### GOAL OF THE EXERCISE
Without the pictures, copy the entries below word for word.

BEGIN AVAILABLE DATA

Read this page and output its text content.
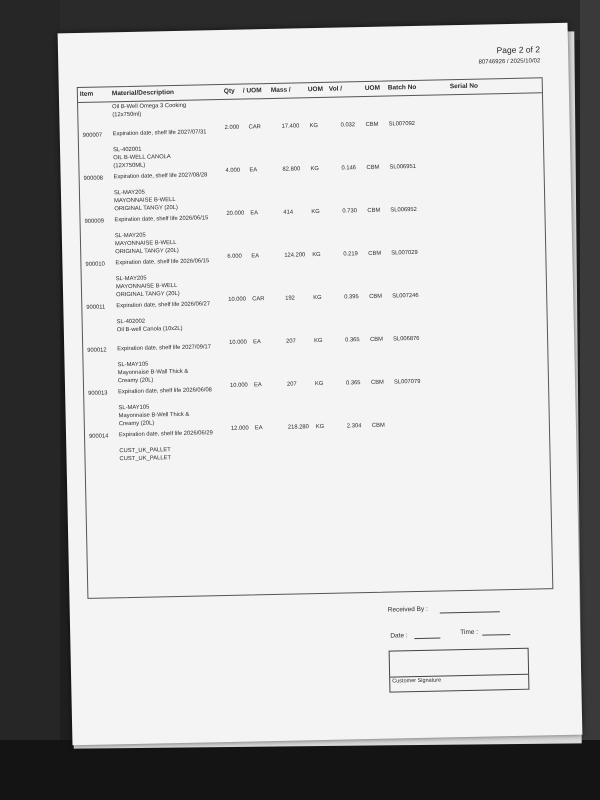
Page 2 of 2
80746926 / 2025/10/02
Item	Material/Description	Qty / UOM Mass /	UOM Vol /	UOM Batch No	Serial No
900007
Oil B-Well Omega 3 Cooking
(12x750ml)
Expiration date, shelf life 2027/07/31
2.000 CAR	17.400 KG	0.032 CBM SL007092
900008
SL-402001
OIL B-WELL CANOLA
(12X750ML)
Expiration date, shelf life 2027/08/28
4.000 EA	82.800 KG	0.146 CBM SL006951
900009
SL-MAY205
MAYONNAISE B-WELL
ORIGINAL TANGY (20L)
Expiration date, shelf life 2026/06/15
20.000 EA	414	KG	0.730 CBM SL006952
900010
SL-MAY205
MAYONNAISE B-WELL
ORIGINAL TANGY (20L)
Expiration date, shelf life 2026/06/15
6.000 EA	124.200 KG	0.219 CBM SL007029
900011
SL-MAY205
MAYONNAISE B-WELL
ORIGINAL TANGY (20L)
Expiration date, shelf life 2026/06/27
10.000 CAR	192	KG	0.395 CBM SL007246
900012
SL-402002
Oil B-well Canola (10x2L)
Expiration date, shelf life 2027/09/17
10.000 EA	207	KG	0.365 CBM SL006876
900013
SL-MAY105
Mayonnaise B-Wall Thick &
Creamy (20L)
Expiration date, shelf life 2026/06/08
10.000 EA	207	KG	0.365 CBM SL007079
900014
SL-MAY105
Mayonnaise B-Well Thick &
Creamy (20L)
Expiration date, shelf life 2026/06/29
12.000 EA	218.280 KG	2.304 CBM
CUST_UK_PALLET
CUST_UK_PALLET
Received By :
Date :	Time :
Customer Signature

END AVAILABLE DATA

### OUTPUT FOR THIS TASK
Read this page and output its text content.
Page 2 of 2
80746926 / 2025/10/02
Item	Material/Description	Qty / UOM Mass /	UOM Vol /	UOM Batch No	Serial No
900007
Oil B-Well Omega 3 Cooking
(12x750ml)
Expiration date, shelf life 2027/07/31
2.000 CAR	17.400 KG	0.032 CBM SL007092
900008
SL-402001
OIL B-WELL CANOLA
(12X750ML)
Expiration date, shelf life 2027/08/28
4.000 EA	82.800 KG	0.146 CBM SL006951
900009
SL-MAY205
MAYONNAISE B-WELL
ORIGINAL TANGY (20L)
Expiration date, shelf life 2026/06/15
20.000 EA	414	KG	0.730 CBM SL006952
900010
SL-MAY205
MAYONNAISE B-WELL
ORIGINAL TANGY (20L)
Expiration date, shelf life 2026/06/15
6.000 EA	124.200 KG	0.219 CBM SL007029
900011
SL-MAY205
MAYONNAISE B-WELL
ORIGINAL TANGY (20L)
Expiration date, shelf life 2026/06/27
10.000 CAR	192	KG	0.395 CBM SL007246
900012
SL-402002
Oil B-well Canola (10x2L)
Expiration date, shelf life 2027/09/17
10.000 EA	207	KG	0.365 CBM SL006876
900013
SL-MAY105
Mayonnaise B-Wall Thick &
Creamy (20L)
Expiration date, shelf life 2026/06/08
10.000 EA	207	KG	0.365 CBM SL007079
900014
SL-MAY105
Mayonnaise B-Well Thick &
Creamy (20L)
Expiration date, shelf life 2026/06/29
12.000 EA	218.280 KG	2.304 CBM
CUST_UK_PALLET
CUST_UK_PALLET
Received By :
Date :	Time :
Customer Signature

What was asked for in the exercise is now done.